WHAT YOU SHOULD DO:
Reproduce each line of the material exactly, minus any picture.

# START OF EXTRACTED ENTRIES

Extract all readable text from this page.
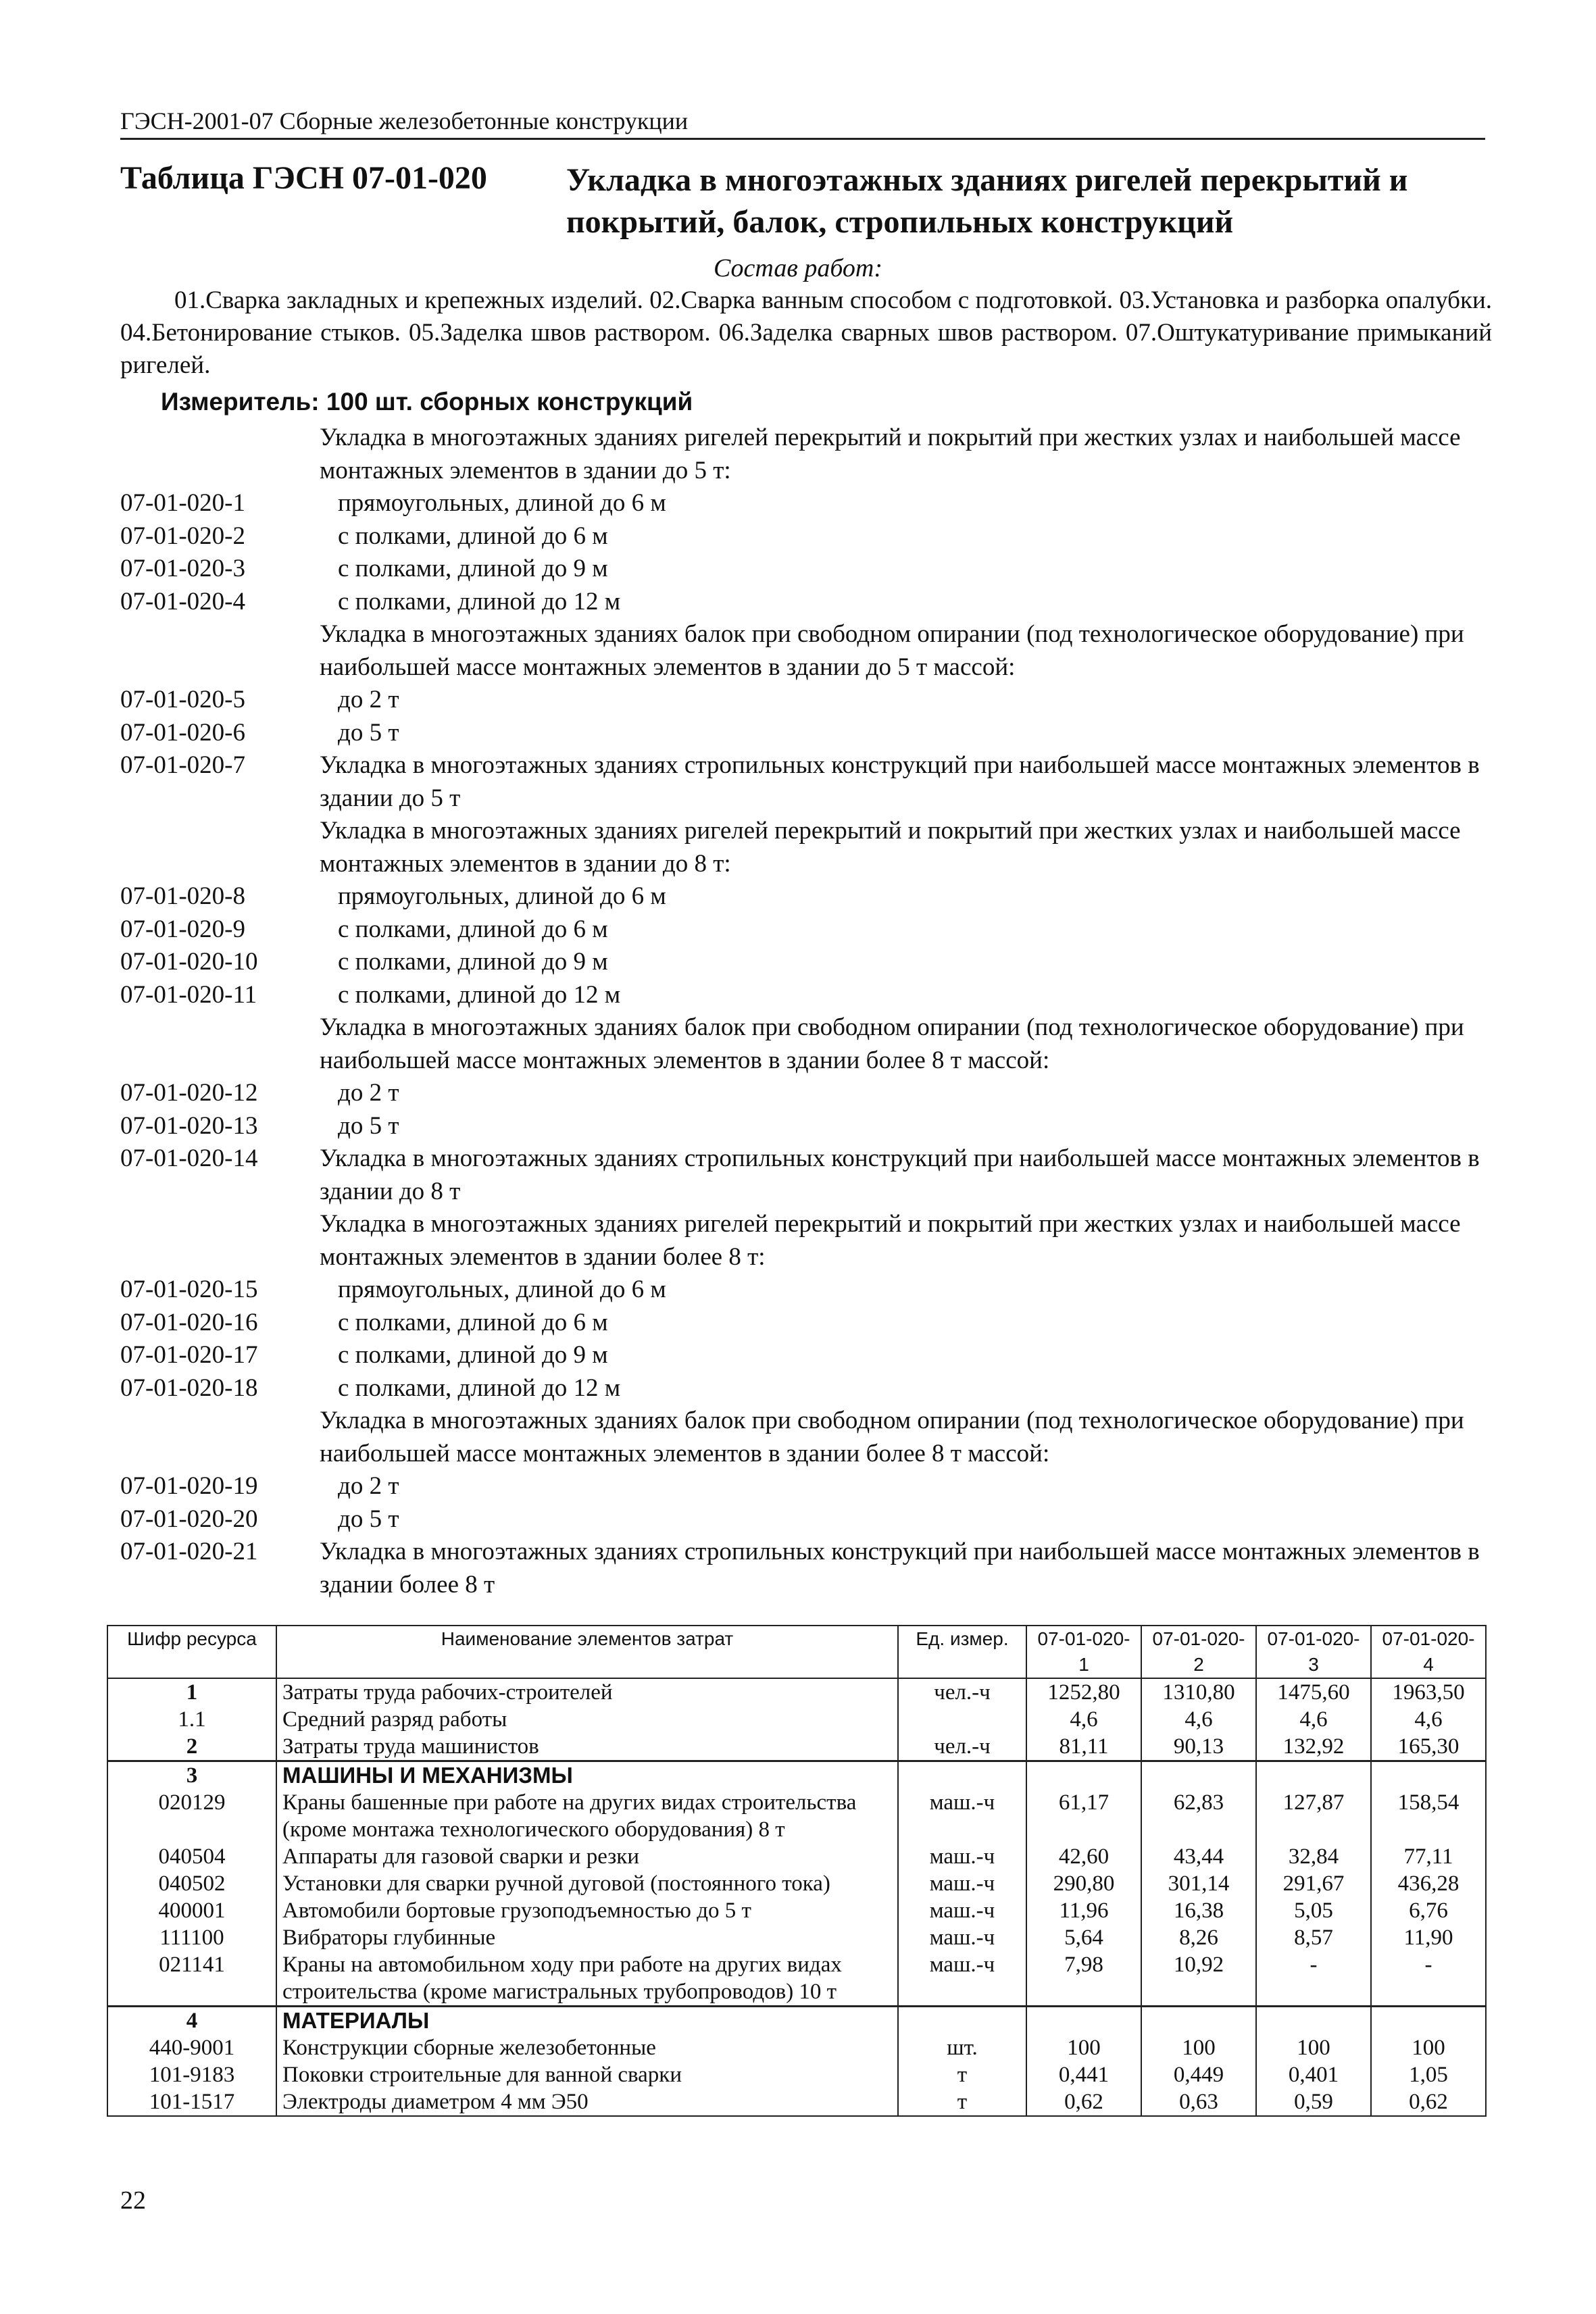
ГЭСН-2001-07 Сборные железобетонные конструкции
Таблица ГЭСН 07-01-020 Укладка в многоэтажных зданиях ригелей перекрытий и покрытий, балок, стропильных конструкций
Состав работ:
01.Сварка закладных и крепежных изделий. 02.Сварка ванным способом с подготовкой. 03.Установка и разборка опалубки. 04.Бетонирование стыков. 05.Заделка швов раствором. 06.Заделка сварных швов раствором. 07.Оштукатуривание примыканий ригелей.
Измеритель: 100 шт. сборных конструкций
Укладка в многоэтажных зданиях ригелей перекрытий и покрытий при жестких узлах и наибольшей массе монтажных элементов в здании до 5 т:
07-01-020-1	прямоугольных, длиной до 6 м
07-01-020-2	с полками, длиной до 6 м
07-01-020-3	с полками, длиной до 9 м
07-01-020-4	с полками, длиной до 12 м
Укладка в многоэтажных зданиях балок при свободном опирании (под технологическое оборудование) при наибольшей массе монтажных элементов в здании до 5 т массой:
07-01-020-5	до 2 т
07-01-020-6	до 5 т
07-01-020-7	Укладка в многоэтажных зданиях стропильных конструкций при наибольшей массе монтажных элементов в здании до 5 т
Укладка в многоэтажных зданиях ригелей перекрытий и покрытий при жестких узлах и наибольшей массе монтажных элементов в здании до 8 т:
07-01-020-8	прямоугольных, длиной до 6 м
07-01-020-9	с полками, длиной до 6 м
07-01-020-10	с полками, длиной до 9 м
07-01-020-11	с полками, длиной до 12 м
Укладка в многоэтажных зданиях балок при свободном опирании (под технологическое оборудование) при наибольшей массе монтажных элементов в здании более 8 т массой:
07-01-020-12	до 2 т
07-01-020-13	до 5 т
07-01-020-14	Укладка в многоэтажных зданиях стропильных конструкций при наибольшей массе монтажных элементов в здании до 8 т
Укладка в многоэтажных зданиях ригелей перекрытий и покрытий при жестких узлах и наибольшей массе монтажных элементов в здании более 8 т:
07-01-020-15	прямоугольных, длиной до 6 м
07-01-020-16	с полками, длиной до 6 м
07-01-020-17	с полками, длиной до 9 м
07-01-020-18	с полками, длиной до 12 м
Укладка в многоэтажных зданиях балок при свободном опирании (под технологическое оборудование) при наибольшей массе монтажных элементов в здании более 8 т массой:
07-01-020-19	до 2 т
07-01-020-20	до 5 т
07-01-020-21	Укладка в многоэтажных зданиях стропильных конструкций при наибольшей массе монтажных элементов в здании более 8 т
Шифр ресурса	Наименование элементов затрат	Ед. измер.	07-01-020-1	07-01-020-2	07-01-020-3	07-01-020-4
1	Затраты труда рабочих-строителей	чел.-ч	1252,80	1310,80	1475,60	1963,50
1.1	Средний разряд работы		4,6	4,6	4,6	4,6
2	Затраты труда машинистов	чел.-ч	81,11	90,13	132,92	165,30
3	МАШИНЫ И МЕХАНИЗМЫ					
020129	Краны башенные при работе на других видах строительства (кроме монтажа технологического оборудования) 8 т	маш.-ч	61,17	62,83	127,87	158,54
040504	Аппараты для газовой сварки и резки	маш.-ч	42,60	43,44	32,84	77,11
040502	Установки для сварки ручной дуговой (постоянного тока)	маш.-ч	290,80	301,14	291,67	436,28
400001	Автомобили бортовые грузоподъемностью до 5 т	маш.-ч	11,96	16,38	5,05	6,76
111100	Вибраторы глубинные	маш.-ч	5,64	8,26	8,57	11,90
021141	Краны на автомобильном ходу при работе на других видах строительства (кроме магистральных трубопроводов) 10 т	маш.-ч	7,98	10,92	-	-
4	МАТЕРИАЛЫ					
440-9001	Конструкции сборные железобетонные	шт.	100	100	100	100
101-9183	Поковки строительные для ванной сварки	т	0,441	0,449	0,401	1,05
101-1517	Электроды диаметром 4 мм Э50	т	0,62	0,63	0,59	0,62
22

# END OF EXTRACTED ENTRIES

TASK OUTPUT:
Extract all readable text from this page.
ГЭСН-2001-07 Сборные железобетонные конструкции
Таблица ГЭСН 07-01-020 Укладка в многоэтажных зданиях ригелей перекрытий и покрытий, балок, стропильных конструкций
Состав работ:
01.Сварка закладных и крепежных изделий. 02.Сварка ванным способом с подготовкой. 03.Установка и разборка опалубки. 04.Бетонирование стыков. 05.Заделка швов раствором. 06.Заделка сварных швов раствором. 07.Оштукатуривание примыканий ригелей.
Измеритель: 100 шт. сборных конструкций
Укладка в многоэтажных зданиях ригелей перекрытий и покрытий при жестких узлах и наибольшей массе монтажных элементов в здании до 5 т:
07-01-020-1	прямоугольных, длиной до 6 м
07-01-020-2	с полками, длиной до 6 м
07-01-020-3	с полками, длиной до 9 м
07-01-020-4	с полками, длиной до 12 м
Укладка в многоэтажных зданиях балок при свободном опирании (под технологическое оборудование) при наибольшей массе монтажных элементов в здании до 5 т массой:
07-01-020-5	до 2 т
07-01-020-6	до 5 т
07-01-020-7	Укладка в многоэтажных зданиях стропильных конструкций при наибольшей массе монтажных элементов в здании до 5 т
Укладка в многоэтажных зданиях ригелей перекрытий и покрытий при жестких узлах и наибольшей массе монтажных элементов в здании до 8 т:
07-01-020-8	прямоугольных, длиной до 6 м
07-01-020-9	с полками, длиной до 6 м
07-01-020-10	с полками, длиной до 9 м
07-01-020-11	с полками, длиной до 12 м
Укладка в многоэтажных зданиях балок при свободном опирании (под технологическое оборудование) при наибольшей массе монтажных элементов в здании более 8 т массой:
07-01-020-12	до 2 т
07-01-020-13	до 5 т
07-01-020-14	Укладка в многоэтажных зданиях стропильных конструкций при наибольшей массе монтажных элементов в здании до 8 т
Укладка в многоэтажных зданиях ригелей перекрытий и покрытий при жестких узлах и наибольшей массе монтажных элементов в здании более 8 т:
07-01-020-15	прямоугольных, длиной до 6 м
07-01-020-16	с полками, длиной до 6 м
07-01-020-17	с полками, длиной до 9 м
07-01-020-18	с полками, длиной до 12 м
Укладка в многоэтажных зданиях балок при свободном опирании (под технологическое оборудование) при наибольшей массе монтажных элементов в здании более 8 т массой:
07-01-020-19	до 2 т
07-01-020-20	до 5 т
07-01-020-21	Укладка в многоэтажных зданиях стропильных конструкций при наибольшей массе монтажных элементов в здании более 8 т
Шифр ресурса	Наименование элементов затрат	Ед. измер.	07-01-020-1	07-01-020-2	07-01-020-3	07-01-020-4
1	Затраты труда рабочих-строителей	чел.-ч	1252,80	1310,80	1475,60	1963,50
1.1	Средний разряд работы		4,6	4,6	4,6	4,6
2	Затраты труда машинистов	чел.-ч	81,11	90,13	132,92	165,30
3	МАШИНЫ И МЕХАНИЗМЫ					
020129	Краны башенные при работе на других видах строительства (кроме монтажа технологического оборудования) 8 т	маш.-ч	61,17	62,83	127,87	158,54
040504	Аппараты для газовой сварки и резки	маш.-ч	42,60	43,44	32,84	77,11
040502	Установки для сварки ручной дуговой (постоянного тока)	маш.-ч	290,80	301,14	291,67	436,28
400001	Автомобили бортовые грузоподъемностью до 5 т	маш.-ч	11,96	16,38	5,05	6,76
111100	Вибраторы глубинные	маш.-ч	5,64	8,26	8,57	11,90
021141	Краны на автомобильном ходу при работе на других видах строительства (кроме магистральных трубопроводов) 10 т	маш.-ч	7,98	10,92	-	-
4	МАТЕРИАЛЫ					
440-9001	Конструкции сборные железобетонные	шт.	100	100	100	100
101-9183	Поковки строительные для ванной сварки	т	0,441	0,449	0,401	1,05
101-1517	Электроды диаметром 4 мм Э50	т	0,62	0,63	0,59	0,62
22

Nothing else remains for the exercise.